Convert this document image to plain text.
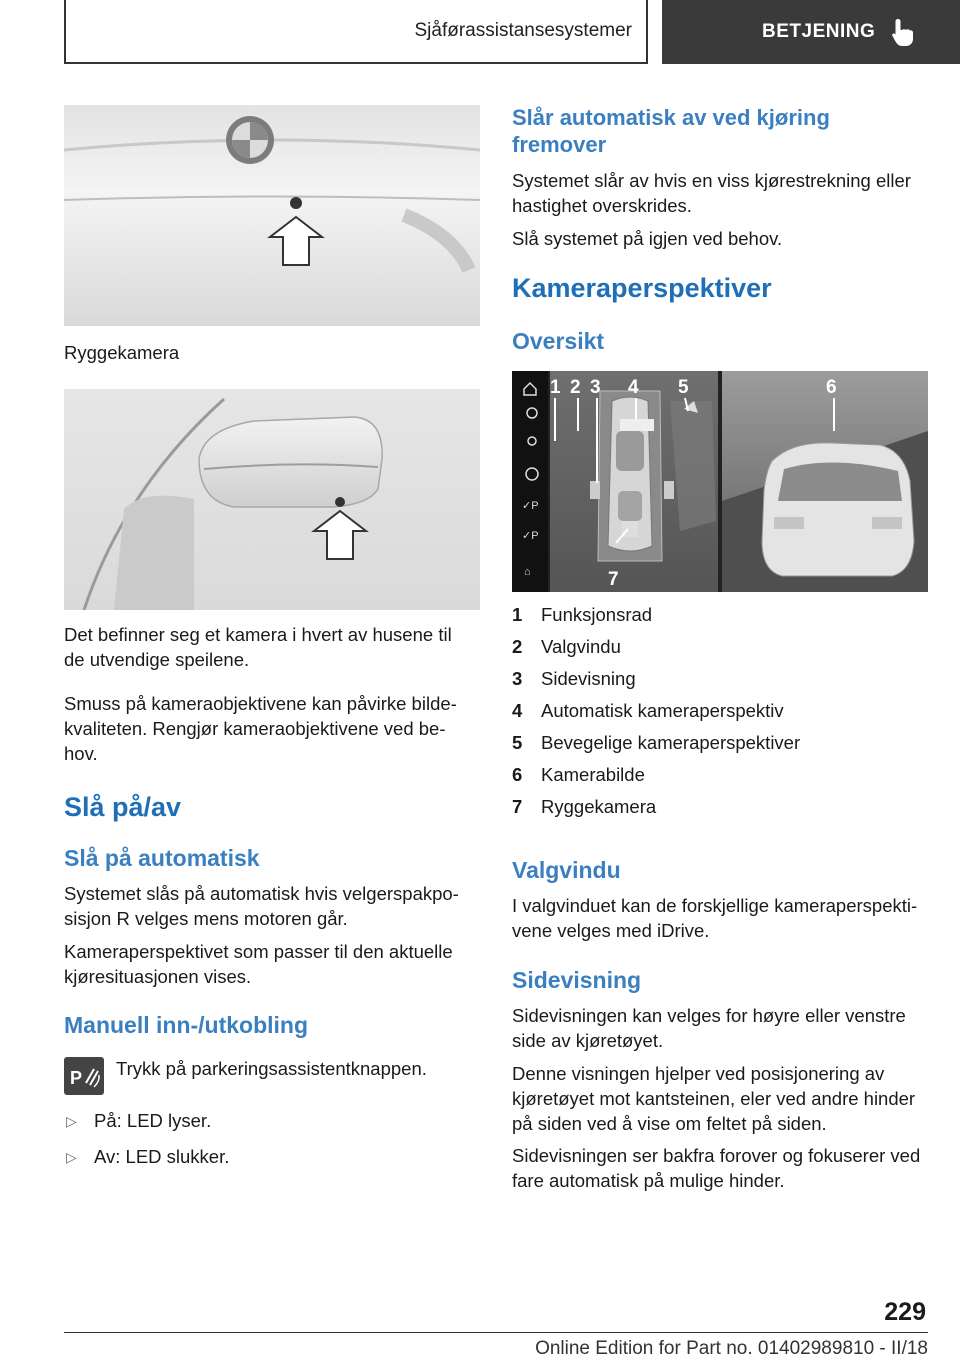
Sjåførassistansesystemer	BETJENING

Ryggekamera

Det befinner seg et kamera i hvert av husene til de utvendige speilene.

Smuss på kameraobjektivene kan påvirke bilde-kvaliteten. Rengjør kameraobjektivene ved be-hov.

Slå på/av
Slå på automatisk

Systemet slås på automatisk hvis velgerspakpo-sisjon R velges mens motoren går.

Kameraperspektivet som passer til den aktuelle kjøresituasjonen vises.

Manuell inn-/utkobling
P Trykk på parkeringsassistentknappen.

▷ På: LED lyser.
▷ Av: LED slukker.
Slår automatisk av ved kjøring fremover

Systemet slår av hvis en viss kjørestrekning eller hastighet overskrides.

Slå systemet på igjen ved behov.

Kameraperspektiver
Oversikt
✓P
✓P
⌂
1 2 3 4 5	6
7
1 Funksjonsrad
2 Valgvindu
3 Sidevisning
4 Automatisk kameraperspektiv
5 Bevegelige kameraperspektiver
6 Kamerabilde
7 Ryggekamera
Valgvindu

I valgvinduet kan de forskjellige kameraperspekti-vene velges med iDrive.

Sidevisning

Sidevisningen kan velges for høyre eller venstre side av kjøretøyet.

Denne visningen hjelper ved posisjonering av kjøretøyet mot kantsteinen, eler ved andre hinder på siden ved å vise om feltet på siden.

Sidevisningen ser bakfra forover og fokuserer ved fare automatisk på mulige hinder.

229
Online Edition for Part no. 01402989810 - II/18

Job: Copy down every line of the material above that includes the string "hinder".

Solution to the exercise:
Denne visningen hjelper ved posisjonering av kjøretøyet mot kantsteinen, eler ved andre hinder på siden ved å vise om feltet på siden.
Sidevisningen ser bakfra forover og fokuserer ved fare automatisk på mulige hinder.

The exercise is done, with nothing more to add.